Restate the records in their entirety, word for word.

** Begin Given information **

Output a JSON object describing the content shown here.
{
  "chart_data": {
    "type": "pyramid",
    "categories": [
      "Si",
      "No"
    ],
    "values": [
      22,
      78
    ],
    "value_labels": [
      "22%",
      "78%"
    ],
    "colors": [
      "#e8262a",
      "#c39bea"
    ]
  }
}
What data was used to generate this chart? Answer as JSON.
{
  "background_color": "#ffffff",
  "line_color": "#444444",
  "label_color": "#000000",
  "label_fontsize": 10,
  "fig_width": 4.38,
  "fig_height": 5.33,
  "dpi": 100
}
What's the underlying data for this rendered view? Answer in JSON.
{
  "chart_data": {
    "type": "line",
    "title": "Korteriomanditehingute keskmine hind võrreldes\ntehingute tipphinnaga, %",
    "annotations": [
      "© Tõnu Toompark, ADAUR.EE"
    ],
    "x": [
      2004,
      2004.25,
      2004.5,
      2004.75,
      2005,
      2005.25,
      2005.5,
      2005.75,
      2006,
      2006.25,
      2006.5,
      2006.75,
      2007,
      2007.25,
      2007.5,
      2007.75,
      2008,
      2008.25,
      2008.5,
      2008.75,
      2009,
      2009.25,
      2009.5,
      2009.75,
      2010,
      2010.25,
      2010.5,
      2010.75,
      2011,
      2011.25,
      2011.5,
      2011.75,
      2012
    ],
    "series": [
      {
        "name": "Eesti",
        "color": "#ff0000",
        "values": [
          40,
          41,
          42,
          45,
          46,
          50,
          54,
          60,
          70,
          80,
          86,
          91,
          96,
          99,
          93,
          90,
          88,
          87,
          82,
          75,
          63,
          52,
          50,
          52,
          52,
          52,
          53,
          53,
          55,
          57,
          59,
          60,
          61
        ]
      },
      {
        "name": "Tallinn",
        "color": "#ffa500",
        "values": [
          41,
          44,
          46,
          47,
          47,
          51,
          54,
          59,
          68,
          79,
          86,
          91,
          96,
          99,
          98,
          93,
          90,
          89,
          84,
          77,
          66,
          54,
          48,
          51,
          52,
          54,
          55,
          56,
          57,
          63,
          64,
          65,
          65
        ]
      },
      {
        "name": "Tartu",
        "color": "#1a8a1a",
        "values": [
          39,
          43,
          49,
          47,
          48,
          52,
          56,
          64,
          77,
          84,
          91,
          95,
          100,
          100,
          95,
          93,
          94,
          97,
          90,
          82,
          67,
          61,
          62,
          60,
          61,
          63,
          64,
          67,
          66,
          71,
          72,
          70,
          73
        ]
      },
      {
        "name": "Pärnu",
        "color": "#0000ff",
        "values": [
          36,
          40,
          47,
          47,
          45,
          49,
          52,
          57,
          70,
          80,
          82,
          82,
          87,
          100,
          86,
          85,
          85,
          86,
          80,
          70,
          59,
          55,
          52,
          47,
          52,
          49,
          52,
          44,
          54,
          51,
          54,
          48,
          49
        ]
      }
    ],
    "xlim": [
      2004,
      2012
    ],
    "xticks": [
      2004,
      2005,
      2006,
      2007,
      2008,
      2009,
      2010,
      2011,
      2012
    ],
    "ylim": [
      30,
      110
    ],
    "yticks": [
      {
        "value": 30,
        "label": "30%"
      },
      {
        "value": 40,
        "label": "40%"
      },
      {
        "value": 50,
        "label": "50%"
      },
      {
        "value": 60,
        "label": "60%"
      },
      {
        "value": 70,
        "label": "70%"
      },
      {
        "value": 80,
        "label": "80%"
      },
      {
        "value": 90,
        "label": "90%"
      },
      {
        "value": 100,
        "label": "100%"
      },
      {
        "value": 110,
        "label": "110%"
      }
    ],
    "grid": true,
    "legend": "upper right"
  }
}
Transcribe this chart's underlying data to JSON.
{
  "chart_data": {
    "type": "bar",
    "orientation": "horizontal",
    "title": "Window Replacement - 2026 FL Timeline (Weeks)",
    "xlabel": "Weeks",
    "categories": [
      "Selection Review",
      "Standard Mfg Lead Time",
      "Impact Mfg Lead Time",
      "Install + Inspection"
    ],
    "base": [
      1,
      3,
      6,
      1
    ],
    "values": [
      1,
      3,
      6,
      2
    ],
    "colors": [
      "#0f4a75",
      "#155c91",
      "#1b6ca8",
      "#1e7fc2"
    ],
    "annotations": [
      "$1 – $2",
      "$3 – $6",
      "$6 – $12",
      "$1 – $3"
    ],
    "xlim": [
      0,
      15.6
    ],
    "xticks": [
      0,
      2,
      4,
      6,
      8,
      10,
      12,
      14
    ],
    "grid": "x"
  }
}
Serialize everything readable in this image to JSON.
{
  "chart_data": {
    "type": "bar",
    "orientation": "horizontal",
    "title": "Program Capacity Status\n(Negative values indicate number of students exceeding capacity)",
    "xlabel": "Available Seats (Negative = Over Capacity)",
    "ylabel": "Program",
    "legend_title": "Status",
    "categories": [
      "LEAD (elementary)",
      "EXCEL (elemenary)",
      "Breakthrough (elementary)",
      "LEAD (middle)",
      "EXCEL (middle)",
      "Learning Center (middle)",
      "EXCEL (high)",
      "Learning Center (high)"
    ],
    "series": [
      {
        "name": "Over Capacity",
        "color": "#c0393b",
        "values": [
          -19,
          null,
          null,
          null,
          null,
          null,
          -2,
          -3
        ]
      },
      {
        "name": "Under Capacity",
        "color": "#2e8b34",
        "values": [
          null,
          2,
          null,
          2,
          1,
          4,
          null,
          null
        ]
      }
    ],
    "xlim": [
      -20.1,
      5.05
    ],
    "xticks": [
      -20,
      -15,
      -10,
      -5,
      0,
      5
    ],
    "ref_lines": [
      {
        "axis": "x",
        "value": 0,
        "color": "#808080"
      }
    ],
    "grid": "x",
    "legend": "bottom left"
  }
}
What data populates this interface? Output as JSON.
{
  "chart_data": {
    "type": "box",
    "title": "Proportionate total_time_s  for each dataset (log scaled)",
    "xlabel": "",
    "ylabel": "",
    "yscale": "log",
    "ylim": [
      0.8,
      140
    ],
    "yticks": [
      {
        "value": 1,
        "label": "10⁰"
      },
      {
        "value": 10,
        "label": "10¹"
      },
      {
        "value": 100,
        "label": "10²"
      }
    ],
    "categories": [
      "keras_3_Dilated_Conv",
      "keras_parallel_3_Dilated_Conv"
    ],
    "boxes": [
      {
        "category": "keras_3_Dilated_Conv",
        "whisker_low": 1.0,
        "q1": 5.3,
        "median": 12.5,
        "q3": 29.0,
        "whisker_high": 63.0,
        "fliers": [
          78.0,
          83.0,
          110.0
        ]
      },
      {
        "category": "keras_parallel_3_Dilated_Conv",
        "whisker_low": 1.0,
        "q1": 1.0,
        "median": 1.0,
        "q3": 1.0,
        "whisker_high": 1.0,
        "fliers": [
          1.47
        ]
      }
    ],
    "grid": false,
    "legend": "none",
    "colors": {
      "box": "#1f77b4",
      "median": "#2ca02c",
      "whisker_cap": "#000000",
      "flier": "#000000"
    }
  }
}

** End Given information **

## The result
Output a JSON object describing the content shown here.
{
  "chart_data": {
    "type": "pyramid",
    "categories": [
      "Si",
      "No"
    ],
    "values": [
      22,
      78
    ],
    "value_labels": [
      "22%",
      "78%"
    ],
    "colors": [
      "#e8262a",
      "#c39bea"
    ]
  }
}
What data was used to generate this chart? Answer as JSON.
{
  "background_color": "#ffffff",
  "line_color": "#444444",
  "label_color": "#000000",
  "label_fontsize": 10,
  "fig_width": 4.38,
  "fig_height": 5.33,
  "dpi": 100
}
What's the underlying data for this rendered view? Answer in JSON.
{
  "chart_data": {
    "type": "line",
    "title": "Korteriomanditehingute keskmine hind võrreldes\ntehingute tipphinnaga, %",
    "annotations": [
      "© Tõnu Toompark, ADAUR.EE"
    ],
    "x": [
      2004,
      2004.25,
      2004.5,
      2004.75,
      2005,
      2005.25,
      2005.5,
      2005.75,
      2006,
      2006.25,
      2006.5,
      2006.75,
      2007,
      2007.25,
      2007.5,
      2007.75,
      2008,
      2008.25,
      2008.5,
      2008.75,
      2009,
      2009.25,
      2009.5,
      2009.75,
      2010,
      2010.25,
      2010.5,
      2010.75,
      2011,
      2011.25,
      2011.5,
      2011.75,
      2012
    ],
    "series": [
      {
        "name": "Eesti",
        "color": "#ff0000",
        "values": [
          40,
          41,
          42,
          45,
          46,
          50,
          54,
          60,
          70,
          80,
          86,
          91,
          96,
          99,
          93,
          90,
          88,
          87,
          82,
          75,
          63,
          52,
          50,
          52,
          52,
          52,
          53,
          53,
          55,
          57,
          59,
          60,
          61
        ]
      },
      {
        "name": "Tallinn",
        "color": "#ffa500",
        "values": [
          41,
          44,
          46,
          47,
          47,
          51,
          54,
          59,
          68,
          79,
          86,
          91,
          96,
          99,
          98,
          93,
          90,
          89,
          84,
          77,
          66,
          54,
          48,
          51,
          52,
          54,
          55,
          56,
          57,
          63,
          64,
          65,
          65
        ]
      },
      {
        "name": "Tartu",
        "color": "#1a8a1a",
        "values": [
          39,
          43,
          49,
          47,
          48,
          52,
          56,
          64,
          77,
          84,
          91,
          95,
          100,
          100,
          95,
          93,
          94,
          97,
          90,
          82,
          67,
          61,
          62,
          60,
          61,
          63,
          64,
          67,
          66,
          71,
          72,
          70,
          73
        ]
      },
      {
        "name": "Pärnu",
        "color": "#0000ff",
        "values": [
          36,
          40,
          47,
          47,
          45,
          49,
          52,
          57,
          70,
          80,
          82,
          82,
          87,
          100,
          86,
          85,
          85,
          86,
          80,
          70,
          59,
          55,
          52,
          47,
          52,
          49,
          52,
          44,
          54,
          51,
          54,
          48,
          49
        ]
      }
    ],
    "xlim": [
      2004,
      2012
    ],
    "xticks": [
      2004,
      2005,
      2006,
      2007,
      2008,
      2009,
      2010,
      2011,
      2012
    ],
    "ylim": [
      30,
      110
    ],
    "yticks": [
      {
        "value": 30,
        "label": "30%"
      },
      {
        "value": 40,
        "label": "40%"
      },
      {
        "value": 50,
        "label": "50%"
      },
      {
        "value": 60,
        "label": "60%"
      },
      {
        "value": 70,
        "label": "70%"
      },
      {
        "value": 80,
        "label": "80%"
      },
      {
        "value": 90,
        "label": "90%"
      },
      {
        "value": 100,
        "label": "100%"
      },
      {
        "value": 110,
        "label": "110%"
      }
    ],
    "grid": true,
    "legend": "upper right"
  }
}
Transcribe this chart's underlying data to JSON.
{
  "chart_data": {
    "type": "bar",
    "orientation": "horizontal",
    "title": "Window Replacement - 2026 FL Timeline (Weeks)",
    "xlabel": "Weeks",
    "categories": [
      "Selection Review",
      "Standard Mfg Lead Time",
      "Impact Mfg Lead Time",
      "Install + Inspection"
    ],
    "base": [
      1,
      3,
      6,
      1
    ],
    "values": [
      1,
      3,
      6,
      2
    ],
    "colors": [
      "#0f4a75",
      "#155c91",
      "#1b6ca8",
      "#1e7fc2"
    ],
    "annotations": [
      "$1 – $2",
      "$3 – $6",
      "$6 – $12",
      "$1 – $3"
    ],
    "xlim": [
      0,
      15.6
    ],
    "xticks": [
      0,
      2,
      4,
      6,
      8,
      10,
      12,
      14
    ],
    "grid": "x"
  }
}
Serialize everything readable in this image to JSON.
{
  "chart_data": {
    "type": "bar",
    "orientation": "horizontal",
    "title": "Program Capacity Status\n(Negative values indicate number of students exceeding capacity)",
    "xlabel": "Available Seats (Negative = Over Capacity)",
    "ylabel": "Program",
    "legend_title": "Status",
    "categories": [
      "LEAD (elementary)",
      "EXCEL (elemenary)",
      "Breakthrough (elementary)",
      "LEAD (middle)",
      "EXCEL (middle)",
      "Learning Center (middle)",
      "EXCEL (high)",
      "Learning Center (high)"
    ],
    "series": [
      {
        "name": "Over Capacity",
        "color": "#c0393b",
        "values": [
          -19,
          null,
          null,
          null,
          null,
          null,
          -2,
          -3
        ]
      },
      {
        "name": "Under Capacity",
        "color": "#2e8b34",
        "values": [
          null,
          2,
          null,
          2,
          1,
          4,
          null,
          null
        ]
      }
    ],
    "xlim": [
      -20.1,
      5.05
    ],
    "xticks": [
      -20,
      -15,
      -10,
      -5,
      0,
      5
    ],
    "ref_lines": [
      {
        "axis": "x",
        "value": 0,
        "color": "#808080"
      }
    ],
    "grid": "x",
    "legend": "bottom left"
  }
}
What data populates this interface? Output as JSON.
{
  "chart_data": {
    "type": "box",
    "title": "Proportionate total_time_s  for each dataset (log scaled)",
    "xlabel": "",
    "ylabel": "",
    "yscale": "log",
    "ylim": [
      0.8,
      140
    ],
    "yticks": [
      {
        "value": 1,
        "label": "10⁰"
      },
      {
        "value": 10,
        "label": "10¹"
      },
      {
        "value": 100,
        "label": "10²"
      }
    ],
    "categories": [
      "keras_3_Dilated_Conv",
      "keras_parallel_3_Dilated_Conv"
    ],
    "boxes": [
      {
        "category": "keras_3_Dilated_Conv",
        "whisker_low": 1.0,
        "q1": 5.3,
        "median": 12.5,
        "q3": 29.0,
        "whisker_high": 63.0,
        "fliers": [
          78.0,
          83.0,
          110.0
        ]
      },
      {
        "category": "keras_parallel_3_Dilated_Conv",
        "whisker_low": 1.0,
        "q1": 1.0,
        "median": 1.0,
        "q3": 1.0,
        "whisker_high": 1.0,
        "fliers": [
          1.47
        ]
      }
    ],
    "grid": false,
    "legend": "none",
    "colors": {
      "box": "#1f77b4",
      "median": "#2ca02c",
      "whisker_cap": "#000000",
      "flier": "#000000"
    }
  }
}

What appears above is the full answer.